→ Work required: Search the records below for the word "Accuracy" and show every line where it occurs.

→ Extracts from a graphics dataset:
* START *

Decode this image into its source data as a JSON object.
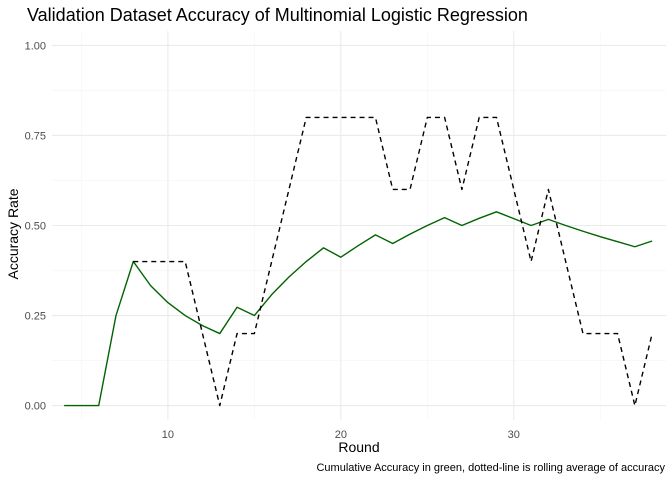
{
  "chart_data": {
    "type": "line",
    "title": "Validation Dataset Accuracy of Multinomial Logistic Regression",
    "xlabel": "Round",
    "ylabel": "Accuracy Rate",
    "caption": "Cumulative Accuracy in green, dotted-line is rolling average of accuracy",
    "xlim": [
      3.3,
      38.8
    ],
    "ylim": [
      -0.04,
      1.04
    ],
    "x_ticks": [
      10,
      20,
      30
    ],
    "y_ticks": [
      0.0,
      0.25,
      0.5,
      0.75,
      1.0
    ],
    "y_tick_labels": [
      "0.00",
      "0.25",
      "0.50",
      "0.75",
      "1.00"
    ],
    "grid": true,
    "series": [
      {
        "color": "#006400",
        "line_style": "solid",
        "x": [
          4,
          5,
          6,
          7,
          8,
          9,
          10,
          11,
          12,
          13,
          14,
          15,
          16,
          17,
          18,
          19,
          20,
          21,
          22,
          23,
          24,
          25,
          26,
          27,
          28,
          29,
          30,
          31,
          32,
          33,
          34,
          35,
          36,
          37,
          38
        ],
        "values": [
          0,
          0,
          0,
          0.25,
          0.4,
          0.333,
          0.286,
          0.25,
          0.222,
          0.2,
          0.273,
          0.25,
          0.308,
          0.357,
          0.4,
          0.438,
          0.412,
          0.444,
          0.474,
          0.45,
          0.476,
          0.5,
          0.522,
          0.5,
          0.52,
          0.538,
          0.519,
          0.5,
          0.517,
          0.5,
          0.484,
          0.469,
          0.455,
          0.441,
          0.457
        ]
      },
      {
        "color": "#000000",
        "line_style": "dashed",
        "x": [
          8,
          9,
          10,
          11,
          12,
          13,
          14,
          15,
          16,
          17,
          18,
          19,
          20,
          21,
          22,
          23,
          24,
          25,
          26,
          27,
          28,
          29,
          30,
          31,
          32,
          33,
          34,
          35,
          36,
          37,
          38
        ],
        "values": [
          0.4,
          0.4,
          0.4,
          0.4,
          0.2,
          0.0,
          0.2,
          0.2,
          0.4,
          0.6,
          0.8,
          0.8,
          0.8,
          0.8,
          0.8,
          0.6,
          0.6,
          0.8,
          0.8,
          0.6,
          0.8,
          0.8,
          0.6,
          0.4,
          0.6,
          0.4,
          0.2,
          0.2,
          0.2,
          0.0,
          0.2
        ]
      }
    ]
  },
  "colors": {
    "background": "#ffffff",
    "grid_major": "#ebebeb",
    "grid_minor": "#f5f5f5"
  }
}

* END *

→ The reply:
    "title": "Validation Dataset Accuracy of Multinomial Logistic Regression",
    "ylabel": "Accuracy Rate",
    "caption": "Cumulative Accuracy in green, dotted-line is rolling average of accuracy",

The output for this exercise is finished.